■ WHAT YOU ARE ASKED TO DO:
Reproduce all of the listing below without alteration.

## BEGIN RECORD EXTRACTS

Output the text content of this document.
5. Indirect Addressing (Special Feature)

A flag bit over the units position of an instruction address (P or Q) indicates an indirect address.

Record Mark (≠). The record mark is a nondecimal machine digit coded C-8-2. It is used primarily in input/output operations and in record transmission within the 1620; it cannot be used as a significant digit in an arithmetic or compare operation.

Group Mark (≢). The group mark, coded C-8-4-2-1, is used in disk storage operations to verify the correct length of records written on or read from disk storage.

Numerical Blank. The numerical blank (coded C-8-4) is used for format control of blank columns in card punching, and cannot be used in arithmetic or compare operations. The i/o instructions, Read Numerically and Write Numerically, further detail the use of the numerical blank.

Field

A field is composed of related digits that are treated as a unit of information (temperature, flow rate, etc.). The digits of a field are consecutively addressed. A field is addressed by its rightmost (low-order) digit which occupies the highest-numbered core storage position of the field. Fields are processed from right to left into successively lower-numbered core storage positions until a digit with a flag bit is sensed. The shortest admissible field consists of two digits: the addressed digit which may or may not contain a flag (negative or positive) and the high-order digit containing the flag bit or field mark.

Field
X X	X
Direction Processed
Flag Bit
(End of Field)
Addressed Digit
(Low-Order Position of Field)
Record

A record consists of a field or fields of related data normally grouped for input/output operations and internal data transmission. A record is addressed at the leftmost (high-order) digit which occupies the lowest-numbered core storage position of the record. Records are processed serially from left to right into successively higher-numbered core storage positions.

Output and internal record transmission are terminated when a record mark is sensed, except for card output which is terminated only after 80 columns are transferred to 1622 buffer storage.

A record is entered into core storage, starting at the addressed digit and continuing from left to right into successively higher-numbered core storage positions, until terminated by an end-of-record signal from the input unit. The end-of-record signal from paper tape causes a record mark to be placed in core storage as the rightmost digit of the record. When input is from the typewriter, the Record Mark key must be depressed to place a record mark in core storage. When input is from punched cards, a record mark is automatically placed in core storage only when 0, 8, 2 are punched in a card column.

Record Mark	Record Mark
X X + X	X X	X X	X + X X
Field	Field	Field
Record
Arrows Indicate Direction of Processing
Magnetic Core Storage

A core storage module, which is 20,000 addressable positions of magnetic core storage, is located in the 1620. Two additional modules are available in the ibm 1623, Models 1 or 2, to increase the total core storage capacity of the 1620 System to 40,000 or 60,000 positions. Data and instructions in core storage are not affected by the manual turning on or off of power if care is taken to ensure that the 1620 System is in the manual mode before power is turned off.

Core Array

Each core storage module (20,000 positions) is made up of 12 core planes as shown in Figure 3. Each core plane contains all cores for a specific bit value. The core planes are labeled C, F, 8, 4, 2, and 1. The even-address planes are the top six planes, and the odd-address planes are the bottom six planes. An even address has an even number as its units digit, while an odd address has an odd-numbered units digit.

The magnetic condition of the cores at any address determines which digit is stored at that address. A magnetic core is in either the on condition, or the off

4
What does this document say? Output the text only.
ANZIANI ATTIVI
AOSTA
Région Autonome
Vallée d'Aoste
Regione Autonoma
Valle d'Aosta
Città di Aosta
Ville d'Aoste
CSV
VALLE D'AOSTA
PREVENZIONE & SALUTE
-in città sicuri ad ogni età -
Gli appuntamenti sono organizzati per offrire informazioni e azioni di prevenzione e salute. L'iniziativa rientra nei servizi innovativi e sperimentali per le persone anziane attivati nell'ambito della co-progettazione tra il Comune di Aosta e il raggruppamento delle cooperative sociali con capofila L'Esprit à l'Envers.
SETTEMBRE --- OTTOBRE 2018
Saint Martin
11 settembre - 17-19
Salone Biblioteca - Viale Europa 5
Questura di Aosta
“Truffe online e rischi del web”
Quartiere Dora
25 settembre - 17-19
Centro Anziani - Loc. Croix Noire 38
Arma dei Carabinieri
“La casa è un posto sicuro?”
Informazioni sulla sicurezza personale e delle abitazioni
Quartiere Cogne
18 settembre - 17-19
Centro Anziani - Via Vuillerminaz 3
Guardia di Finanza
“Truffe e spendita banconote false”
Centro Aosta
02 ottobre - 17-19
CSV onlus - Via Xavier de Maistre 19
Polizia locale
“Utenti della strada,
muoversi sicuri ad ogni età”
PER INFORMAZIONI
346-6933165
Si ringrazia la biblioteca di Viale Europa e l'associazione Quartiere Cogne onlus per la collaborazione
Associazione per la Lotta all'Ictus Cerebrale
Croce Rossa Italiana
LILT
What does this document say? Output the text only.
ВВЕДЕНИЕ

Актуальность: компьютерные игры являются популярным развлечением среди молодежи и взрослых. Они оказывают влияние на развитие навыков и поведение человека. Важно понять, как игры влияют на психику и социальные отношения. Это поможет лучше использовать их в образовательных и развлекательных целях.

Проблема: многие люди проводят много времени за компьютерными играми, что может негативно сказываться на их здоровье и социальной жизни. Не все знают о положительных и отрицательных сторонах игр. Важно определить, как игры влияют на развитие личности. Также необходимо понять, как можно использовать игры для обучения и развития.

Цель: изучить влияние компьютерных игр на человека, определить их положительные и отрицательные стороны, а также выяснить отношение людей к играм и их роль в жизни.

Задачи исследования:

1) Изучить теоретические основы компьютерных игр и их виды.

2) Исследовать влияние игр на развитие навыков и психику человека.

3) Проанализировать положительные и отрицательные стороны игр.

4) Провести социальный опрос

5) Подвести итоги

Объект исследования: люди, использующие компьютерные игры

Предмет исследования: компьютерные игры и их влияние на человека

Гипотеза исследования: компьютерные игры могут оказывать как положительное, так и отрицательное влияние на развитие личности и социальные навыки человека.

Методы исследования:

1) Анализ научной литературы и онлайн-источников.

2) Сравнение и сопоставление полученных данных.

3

## END RECORD EXTRACTS

■ IN RESPONSE:
Output the text content of this document.
5. Indirect Addressing (Special Feature)

A flag bit over the units position of an instruction address (P or Q) indicates an indirect address.

Record Mark (≠). The record mark is a nondecimal machine digit coded C-8-2. It is used primarily in input/output operations and in record transmission within the 1620; it cannot be used as a significant digit in an arithmetic or compare operation.

Group Mark (≢). The group mark, coded C-8-4-2-1, is used in disk storage operations to verify the correct length of records written on or read from disk storage.

Numerical Blank. The numerical blank (coded C-8-4) is used for format control of blank columns in card punching, and cannot be used in arithmetic or compare operations. The i/o instructions, Read Numerically and Write Numerically, further detail the use of the numerical blank.

Field

A field is composed of related digits that are treated as a unit of information (temperature, flow rate, etc.). The digits of a field are consecutively addressed. A field is addressed by its rightmost (low-order) digit which occupies the highest-numbered core storage position of the field. Fields are processed from right to left into successively lower-numbered core storage positions until a digit with a flag bit is sensed. The shortest admissible field consists of two digits: the addressed digit which may or may not contain a flag (negative or positive) and the high-order digit containing the flag bit or field mark.

Field
X X	X
Direction Processed
Flag Bit
(End of Field)
Addressed Digit
(Low-Order Position of Field)
Record

A record consists of a field or fields of related data normally grouped for input/output operations and internal data transmission. A record is addressed at the leftmost (high-order) digit which occupies the lowest-numbered core storage position of the record. Records are processed serially from left to right into successively higher-numbered core storage positions.

Output and internal record transmission are terminated when a record mark is sensed, except for card output which is terminated only after 80 columns are transferred to 1622 buffer storage.

A record is entered into core storage, starting at the addressed digit and continuing from left to right into successively higher-numbered core storage positions, until terminated by an end-of-record signal from the input unit. The end-of-record signal from paper tape causes a record mark to be placed in core storage as the rightmost digit of the record. When input is from the typewriter, the Record Mark key must be depressed to place a record mark in core storage. When input is from punched cards, a record mark is automatically placed in core storage only when 0, 8, 2 are punched in a card column.

Record Mark	Record Mark
X X + X	X X	X X	X + X X
Field	Field	Field
Record
Arrows Indicate Direction of Processing
Magnetic Core Storage

A core storage module, which is 20,000 addressable positions of magnetic core storage, is located in the 1620. Two additional modules are available in the ibm 1623, Models 1 or 2, to increase the total core storage capacity of the 1620 System to 40,000 or 60,000 positions. Data and instructions in core storage are not affected by the manual turning on or off of power if care is taken to ensure that the 1620 System is in the manual mode before power is turned off.

Core Array

Each core storage module (20,000 positions) is made up of 12 core planes as shown in Figure 3. Each core plane contains all cores for a specific bit value. The core planes are labeled C, F, 8, 4, 2, and 1. The even-address planes are the top six planes, and the odd-address planes are the bottom six planes. An even address has an even number as its units digit, while an odd address has an odd-numbered units digit.

The magnetic condition of the cores at any address determines which digit is stored at that address. A magnetic core is in either the on condition, or the off

4
What does this document say? Output the text only.
ANZIANI ATTIVI
AOSTA
Région Autonome
Vallée d'Aoste
Regione Autonoma
Valle d'Aosta
Città di Aosta
Ville d'Aoste
CSV
VALLE D'AOSTA
PREVENZIONE & SALUTE
-in città sicuri ad ogni età -
Gli appuntamenti sono organizzati per offrire informazioni e azioni di prevenzione e salute. L'iniziativa rientra nei servizi innovativi e sperimentali per le persone anziane attivati nell'ambito della co-progettazione tra il Comune di Aosta e il raggruppamento delle cooperative sociali con capofila L'Esprit à l'Envers.
SETTEMBRE --- OTTOBRE 2018
Saint Martin
11 settembre - 17-19
Salone Biblioteca - Viale Europa 5
Questura di Aosta
“Truffe online e rischi del web”
Quartiere Dora
25 settembre - 17-19
Centro Anziani - Loc. Croix Noire 38
Arma dei Carabinieri
“La casa è un posto sicuro?”
Informazioni sulla sicurezza personale e delle abitazioni
Quartiere Cogne
18 settembre - 17-19
Centro Anziani - Via Vuillerminaz 3
Guardia di Finanza
“Truffe e spendita banconote false”
Centro Aosta
02 ottobre - 17-19
CSV onlus - Via Xavier de Maistre 19
Polizia locale
“Utenti della strada,
muoversi sicuri ad ogni età”
PER INFORMAZIONI
346-6933165
Si ringrazia la biblioteca di Viale Europa e l'associazione Quartiere Cogne onlus per la collaborazione
Associazione per la Lotta all'Ictus Cerebrale
Croce Rossa Italiana
LILT
What does this document say? Output the text only.
ВВЕДЕНИЕ

Актуальность: компьютерные игры являются популярным развлечением среди молодежи и взрослых. Они оказывают влияние на развитие навыков и поведение человека. Важно понять, как игры влияют на психику и социальные отношения. Это поможет лучше использовать их в образовательных и развлекательных целях.

Проблема: многие люди проводят много времени за компьютерными играми, что может негативно сказываться на их здоровье и социальной жизни. Не все знают о положительных и отрицательных сторонах игр. Важно определить, как игры влияют на развитие личности. Также необходимо понять, как можно использовать игры для обучения и развития.

Цель: изучить влияние компьютерных игр на человека, определить их положительные и отрицательные стороны, а также выяснить отношение людей к играм и их роль в жизни.

Задачи исследования:

1) Изучить теоретические основы компьютерных игр и их виды.

2) Исследовать влияние игр на развитие навыков и психику человека.

3) Проанализировать положительные и отрицательные стороны игр.

4) Провести социальный опрос

5) Подвести итоги

Объект исследования: люди, использующие компьютерные игры

Предмет исследования: компьютерные игры и их влияние на человека

Гипотеза исследования: компьютерные игры могут оказывать как положительное, так и отрицательное влияние на развитие личности и социальные навыки человека.

Методы исследования:

1) Анализ научной литературы и онлайн-источников.

2) Сравнение и сопоставление полученных данных.

3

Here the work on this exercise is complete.